### [Excerpted passage]
An indisputable number one. Doesn’t matter whether you’re a Rubyist – you’ll get something from this. It’s very well produced, the regulars are well-practised, and the guests are frequently stellar (Kent Beck, e.g.). Despite (or perhaps because of) the Ruby focus, the topics tend to be relevant to software engineering in general, especially the reading list episodes: Patterns of Application Architecture, Smalltalk Best Practice Patterns, Growing Object Oriented Software … it’s the canon, not just the Ruby stuff. Highly recommended.

The Changelog


An overview of what’s happening in open source. Very on the pulse. Great guests, good production values and educated hosts (although, in the nicest possible way, Adam Stacoviak would benefit the show by doing more listening and less talking).

Javascript Jabber


I’m paying less attention to Javascript these days, but I still subscribe to and enjoy this podcast. Same stable as Ruby Rogues, and same presenter (the very personable Charles Max Wood); similarly high production values, too. Good guests and high-level chat.

### [Dataset excerpts]

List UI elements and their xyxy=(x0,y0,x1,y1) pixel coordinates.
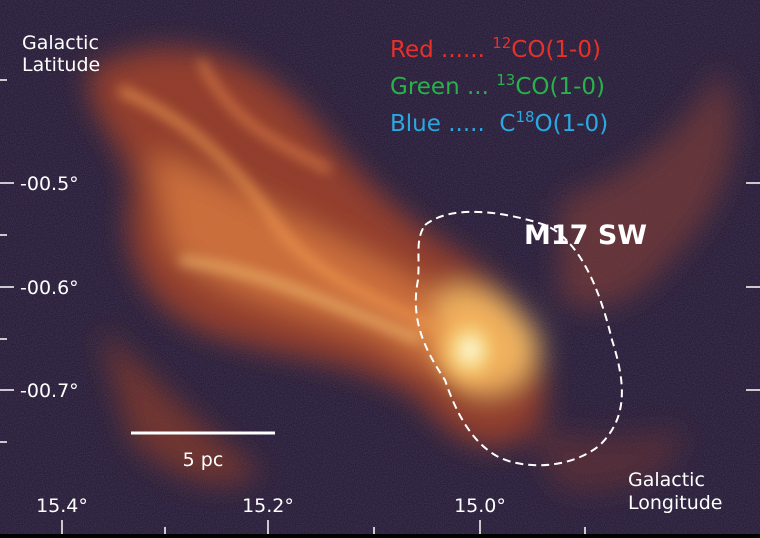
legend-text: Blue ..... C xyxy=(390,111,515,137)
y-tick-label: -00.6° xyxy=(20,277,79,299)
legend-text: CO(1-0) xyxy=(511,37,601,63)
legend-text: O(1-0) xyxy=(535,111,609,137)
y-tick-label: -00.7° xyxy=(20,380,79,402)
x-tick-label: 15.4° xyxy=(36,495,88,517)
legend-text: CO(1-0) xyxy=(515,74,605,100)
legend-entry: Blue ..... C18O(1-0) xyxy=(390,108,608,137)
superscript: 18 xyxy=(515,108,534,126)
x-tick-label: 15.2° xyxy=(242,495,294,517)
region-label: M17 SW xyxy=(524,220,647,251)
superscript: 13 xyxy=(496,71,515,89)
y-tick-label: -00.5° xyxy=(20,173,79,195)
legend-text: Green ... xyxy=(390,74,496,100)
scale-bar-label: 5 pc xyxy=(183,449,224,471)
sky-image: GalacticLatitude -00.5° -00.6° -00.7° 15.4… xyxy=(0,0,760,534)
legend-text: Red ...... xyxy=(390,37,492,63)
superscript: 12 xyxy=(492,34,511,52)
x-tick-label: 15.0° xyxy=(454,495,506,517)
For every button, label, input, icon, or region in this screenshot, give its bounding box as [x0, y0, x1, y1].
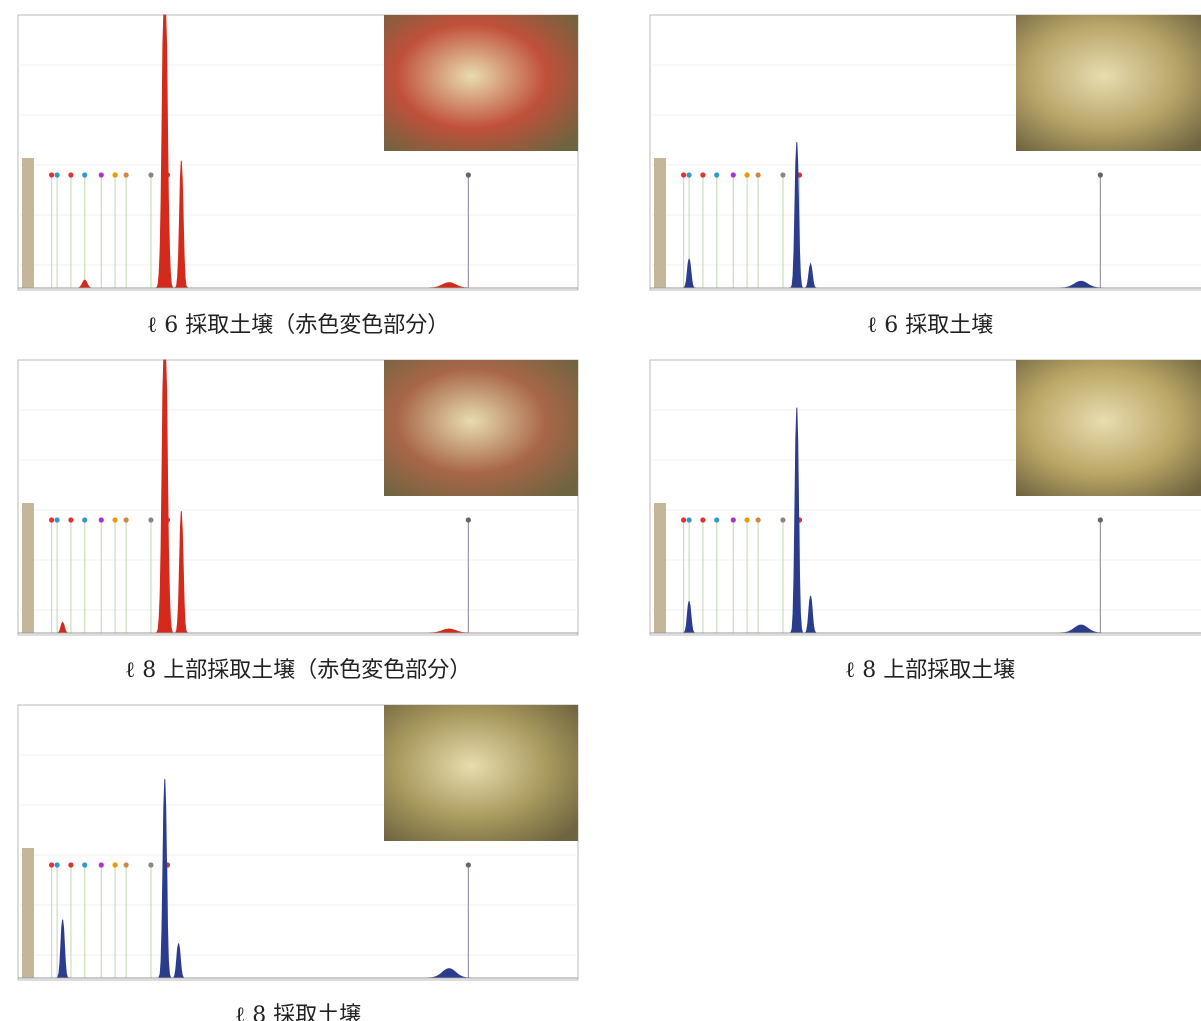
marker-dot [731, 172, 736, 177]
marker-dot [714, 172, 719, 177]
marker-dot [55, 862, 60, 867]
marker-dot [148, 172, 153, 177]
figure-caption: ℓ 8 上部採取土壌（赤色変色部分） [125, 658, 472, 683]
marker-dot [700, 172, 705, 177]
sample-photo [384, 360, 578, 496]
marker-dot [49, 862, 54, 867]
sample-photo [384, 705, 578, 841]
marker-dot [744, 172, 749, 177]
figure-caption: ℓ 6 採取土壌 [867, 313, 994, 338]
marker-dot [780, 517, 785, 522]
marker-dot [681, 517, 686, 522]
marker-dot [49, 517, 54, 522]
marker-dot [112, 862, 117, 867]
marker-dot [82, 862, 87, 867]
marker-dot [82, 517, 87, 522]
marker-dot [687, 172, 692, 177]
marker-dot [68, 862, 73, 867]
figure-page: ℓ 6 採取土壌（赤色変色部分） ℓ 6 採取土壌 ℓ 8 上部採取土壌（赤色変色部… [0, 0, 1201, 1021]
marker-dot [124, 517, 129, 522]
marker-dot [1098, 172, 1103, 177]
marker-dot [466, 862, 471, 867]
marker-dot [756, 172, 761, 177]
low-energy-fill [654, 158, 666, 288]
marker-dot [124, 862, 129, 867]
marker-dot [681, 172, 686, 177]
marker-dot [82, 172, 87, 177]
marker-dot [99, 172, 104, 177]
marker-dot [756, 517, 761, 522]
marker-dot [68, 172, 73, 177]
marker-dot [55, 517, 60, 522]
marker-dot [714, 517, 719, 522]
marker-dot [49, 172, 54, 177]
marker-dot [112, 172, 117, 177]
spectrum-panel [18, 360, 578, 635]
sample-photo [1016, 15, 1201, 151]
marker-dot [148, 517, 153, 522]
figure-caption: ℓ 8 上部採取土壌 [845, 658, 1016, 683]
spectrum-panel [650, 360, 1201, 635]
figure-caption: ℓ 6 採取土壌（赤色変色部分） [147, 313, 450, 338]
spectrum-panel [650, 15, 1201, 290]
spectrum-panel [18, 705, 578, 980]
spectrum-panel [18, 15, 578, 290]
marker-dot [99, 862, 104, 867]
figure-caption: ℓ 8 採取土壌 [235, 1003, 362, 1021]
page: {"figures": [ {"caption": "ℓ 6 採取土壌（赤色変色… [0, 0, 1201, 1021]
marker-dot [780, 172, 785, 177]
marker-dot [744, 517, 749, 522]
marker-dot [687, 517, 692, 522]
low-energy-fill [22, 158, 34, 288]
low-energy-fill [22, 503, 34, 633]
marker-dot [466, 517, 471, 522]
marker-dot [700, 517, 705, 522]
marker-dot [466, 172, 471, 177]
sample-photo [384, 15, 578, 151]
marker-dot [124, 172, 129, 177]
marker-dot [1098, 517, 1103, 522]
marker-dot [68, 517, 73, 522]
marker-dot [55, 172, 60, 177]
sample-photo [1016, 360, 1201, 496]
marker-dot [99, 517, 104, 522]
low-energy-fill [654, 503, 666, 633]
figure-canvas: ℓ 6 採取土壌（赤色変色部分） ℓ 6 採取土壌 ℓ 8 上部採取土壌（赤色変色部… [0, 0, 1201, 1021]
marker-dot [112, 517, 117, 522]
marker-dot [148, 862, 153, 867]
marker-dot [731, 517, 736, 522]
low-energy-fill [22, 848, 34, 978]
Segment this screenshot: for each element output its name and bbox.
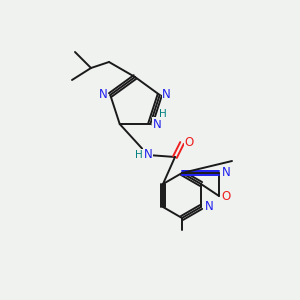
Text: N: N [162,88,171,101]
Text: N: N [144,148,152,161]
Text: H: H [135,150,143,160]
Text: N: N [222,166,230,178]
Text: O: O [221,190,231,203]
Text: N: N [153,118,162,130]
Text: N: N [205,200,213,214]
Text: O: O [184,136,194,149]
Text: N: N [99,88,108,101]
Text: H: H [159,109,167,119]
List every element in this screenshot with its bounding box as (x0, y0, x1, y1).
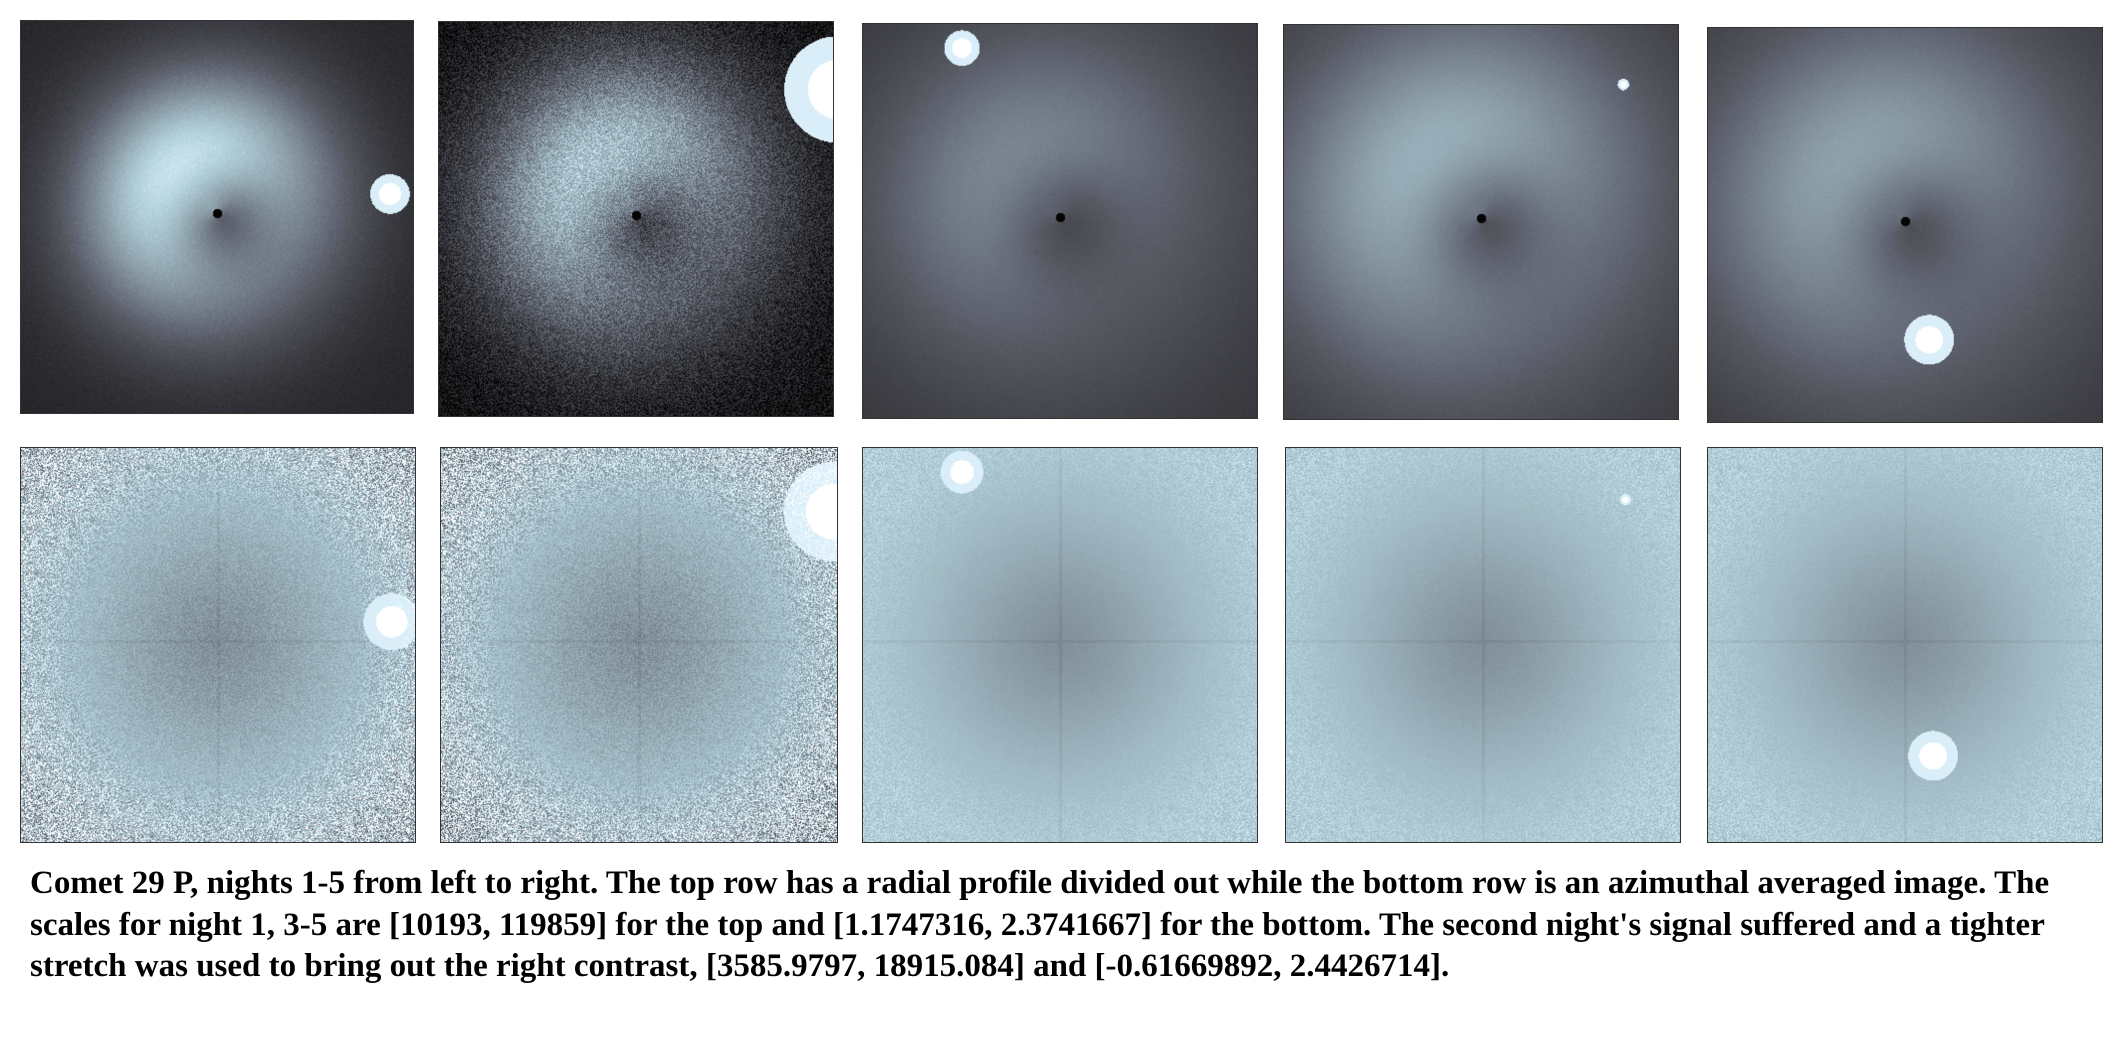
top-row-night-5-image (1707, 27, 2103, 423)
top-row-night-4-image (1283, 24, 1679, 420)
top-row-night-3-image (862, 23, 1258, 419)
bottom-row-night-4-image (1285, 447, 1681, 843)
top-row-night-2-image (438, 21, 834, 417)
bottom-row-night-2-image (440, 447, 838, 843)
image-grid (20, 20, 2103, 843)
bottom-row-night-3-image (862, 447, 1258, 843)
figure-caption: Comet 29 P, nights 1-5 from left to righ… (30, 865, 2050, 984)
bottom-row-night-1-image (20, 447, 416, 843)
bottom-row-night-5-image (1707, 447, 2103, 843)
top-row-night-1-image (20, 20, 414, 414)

### [Challenges]
A) According to the podcast reviews, who presents both Ruby Rogues and Javascript Jabber?
B) Retype the part of the podcast reviews that opens with the words containing "The Changelog" and closes with "and high-level chat.".

### [Responses by task]
A) Charles Max Wood

B)
The Changelog


An overview of what’s happening in open source. Very on the pulse. Great guests, good production values and educated hosts (although, in the nicest possible way, Adam Stacoviak would benefit the show by doing more listening and less talking).

Javascript Jabber


I’m paying less attention to Javascript these days, but I still subscribe to and enjoy this podcast. Same stable as Ruby Rogues, and same presenter (the very personable Charles Max Wood); similarly high production values, too. Good guests and high-level chat.